**TASK INSTRUCTIONS:** Return every line below as is, leaving out the pictures.

Start of EXTRACTED MATERIAL

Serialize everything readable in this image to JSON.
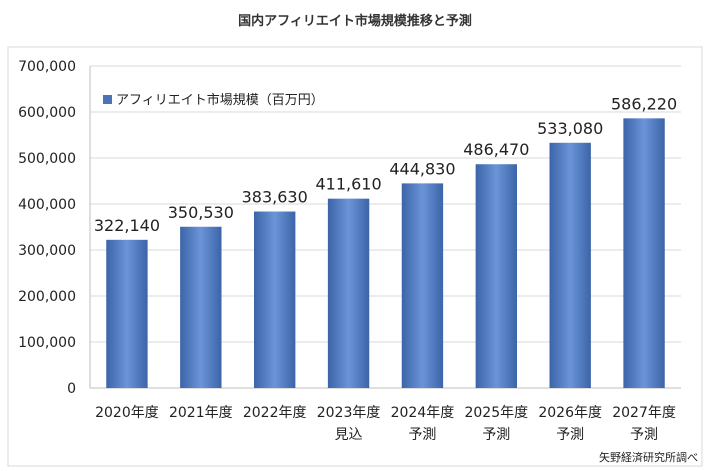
{
  "chart_data": {
    "type": "bar",
    "title": "国内アフィリエイト市場規模推移と予測",
    "categories": [
      [
        "2020年度",
        ""
      ],
      [
        "2021年度",
        ""
      ],
      [
        "2022年度",
        ""
      ],
      [
        "2023年度",
        "見込"
      ],
      [
        "2024年度",
        "予測"
      ],
      [
        "2025年度",
        "予測"
      ],
      [
        "2026年度",
        "予測"
      ],
      [
        "2027年度",
        "予測"
      ]
    ],
    "series": [
      {
        "name": "アフィリエイト市場規模（百万円）",
        "values": [
          322140,
          350530,
          383630,
          411610,
          444830,
          486470,
          533080,
          586220
        ],
        "labels": [
          "322,140",
          "350,530",
          "383,630",
          "411,610",
          "444,830",
          "486,470",
          "533,080",
          "586,220"
        ],
        "color": "#4a74b8"
      }
    ],
    "yticks": [
      "0",
      "100,000",
      "200,000",
      "300,000",
      "400,000",
      "500,000",
      "600,000",
      "700,000"
    ],
    "ylim": [
      0,
      700000
    ],
    "grid": true,
    "legend": "top-left",
    "source": "矢野経済研究所調べ"
  }
}
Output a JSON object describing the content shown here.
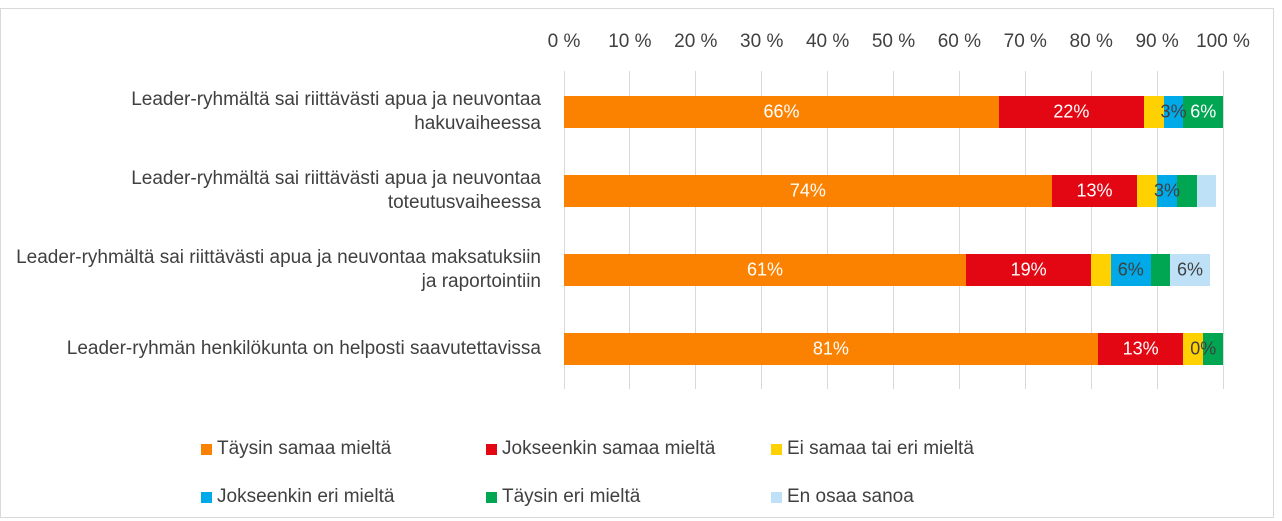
{
  "chart_data": {
    "type": "stacked-bar-horizontal",
    "categories": [
      "Leader-ryhmältä sai riittävästi apua ja neuvontaa hakuvaiheessa",
      "Leader-ryhmältä sai riittävästi apua ja neuvontaa toteutusvaiheessa",
      "Leader-ryhmältä sai riittävästi apua ja neuvontaa maksatuksiin ja raportointiin",
      "Leader-ryhmän henkilökunta on helposti saavutettavissa"
    ],
    "series": [
      {
        "name": "Täysin samaa mieltä",
        "color": "#fb8200",
        "values": [
          66,
          74,
          61,
          81
        ],
        "value_labels": [
          "66%",
          "74%",
          "61%",
          "81%"
        ]
      },
      {
        "name": "Jokseenkin samaa mieltä",
        "color": "#e30613",
        "values": [
          22,
          13,
          19,
          13
        ],
        "value_labels": [
          "22%",
          "13%",
          "19%",
          "13%"
        ]
      },
      {
        "name": "Ei samaa tai eri mieltä",
        "color": "#ffd100",
        "values": [
          3,
          3,
          3,
          3
        ],
        "value_labels": [
          null,
          null,
          null,
          null
        ]
      },
      {
        "name": "Jokseenkin eri mieltä",
        "color": "#00a9e8",
        "values": [
          3,
          3,
          6,
          0
        ],
        "value_labels": [
          "3%",
          "3%",
          "6%",
          "0%"
        ]
      },
      {
        "name": "Täysin eri mieltä",
        "color": "#00a651",
        "values": [
          6,
          3,
          3,
          3
        ],
        "value_labels": [
          "6%",
          null,
          null,
          null
        ]
      },
      {
        "name": "En osaa sanoa",
        "color": "#bfe1f7",
        "values": [
          0,
          3,
          6,
          0
        ],
        "value_labels": [
          null,
          null,
          "6%",
          null
        ]
      }
    ],
    "xlim": [
      0,
      100
    ],
    "xticks": [
      {
        "value": 0,
        "label": "0 %"
      },
      {
        "value": 10,
        "label": "10 %"
      },
      {
        "value": 20,
        "label": "20 %"
      },
      {
        "value": 30,
        "label": "30 %"
      },
      {
        "value": 40,
        "label": "40 %"
      },
      {
        "value": 50,
        "label": "50 %"
      },
      {
        "value": 60,
        "label": "60 %"
      },
      {
        "value": 70,
        "label": "70 %"
      },
      {
        "value": 80,
        "label": "80 %"
      },
      {
        "value": 90,
        "label": "90 %"
      },
      {
        "value": 100,
        "label": "100 %"
      }
    ],
    "grid": true,
    "legend": "bottom"
  }
}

End of EXTRACTED MATERIAL

**RESULT OF THE EXERCISE:**
Serialize everything readable in this image to JSON.
{
  "chart_data": {
    "type": "bar",
    "title": "国内アフィリエイト市場規模推移と予測",
    "categories": [
      [
        "2020年度",
        ""
      ],
      [
        "2021年度",
        ""
      ],
      [
        "2022年度",
        ""
      ],
      [
        "2023年度",
        "見込"
      ],
      [
        "2024年度",
        "予測"
      ],
      [
        "2025年度",
        "予測"
      ],
      [
        "2026年度",
        "予測"
      ],
      [
        "2027年度",
        "予測"
      ]
    ],
    "series": [
      {
        "name": "アフィリエイト市場規模（百万円）",
        "values": [
          322140,
          350530,
          383630,
          411610,
          444830,
          486470,
          533080,
          586220
        ],
        "labels": [
          "322,140",
          "350,530",
          "383,630",
          "411,610",
          "444,830",
          "486,470",
          "533,080",
          "586,220"
        ],
        "color": "#4a74b8"
      }
    ],
    "yticks": [
      "0",
      "100,000",
      "200,000",
      "300,000",
      "400,000",
      "500,000",
      "600,000",
      "700,000"
    ],
    "ylim": [
      0,
      700000
    ],
    "grid": true,
    "legend": "top-left",
    "source": "矢野経済研究所調べ"
  }
}
Output a JSON object describing the content shown here.
{
  "chart_data": {
    "type": "stacked-bar-horizontal",
    "categories": [
      "Leader-ryhmältä sai riittävästi apua ja neuvontaa hakuvaiheessa",
      "Leader-ryhmältä sai riittävästi apua ja neuvontaa toteutusvaiheessa",
      "Leader-ryhmältä sai riittävästi apua ja neuvontaa maksatuksiin ja raportointiin",
      "Leader-ryhmän henkilökunta on helposti saavutettavissa"
    ],
    "series": [
      {
        "name": "Täysin samaa mieltä",
        "color": "#fb8200",
        "values": [
          66,
          74,
          61,
          81
        ],
        "value_labels": [
          "66%",
          "74%",
          "61%",
          "81%"
        ]
      },
      {
        "name": "Jokseenkin samaa mieltä",
        "color": "#e30613",
        "values": [
          22,
          13,
          19,
          13
        ],
        "value_labels": [
          "22%",
          "13%",
          "19%",
          "13%"
        ]
      },
      {
        "name": "Ei samaa tai eri mieltä",
        "color": "#ffd100",
        "values": [
          3,
          3,
          3,
          3
        ],
        "value_labels": [
          null,
          null,
          null,
          null
        ]
      },
      {
        "name": "Jokseenkin eri mieltä",
        "color": "#00a9e8",
        "values": [
          3,
          3,
          6,
          0
        ],
        "value_labels": [
          "3%",
          "3%",
          "6%",
          "0%"
        ]
      },
      {
        "name": "Täysin eri mieltä",
        "color": "#00a651",
        "values": [
          6,
          3,
          3,
          3
        ],
        "value_labels": [
          "6%",
          null,
          null,
          null
        ]
      },
      {
        "name": "En osaa sanoa",
        "color": "#bfe1f7",
        "values": [
          0,
          3,
          6,
          0
        ],
        "value_labels": [
          null,
          null,
          "6%",
          null
        ]
      }
    ],
    "xlim": [
      0,
      100
    ],
    "xticks": [
      {
        "value": 0,
        "label": "0 %"
      },
      {
        "value": 10,
        "label": "10 %"
      },
      {
        "value": 20,
        "label": "20 %"
      },
      {
        "value": 30,
        "label": "30 %"
      },
      {
        "value": 40,
        "label": "40 %"
      },
      {
        "value": 50,
        "label": "50 %"
      },
      {
        "value": 60,
        "label": "60 %"
      },
      {
        "value": 70,
        "label": "70 %"
      },
      {
        "value": 80,
        "label": "80 %"
      },
      {
        "value": 90,
        "label": "90 %"
      },
      {
        "value": 100,
        "label": "100 %"
      }
    ],
    "grid": true,
    "legend": "bottom"
  }
}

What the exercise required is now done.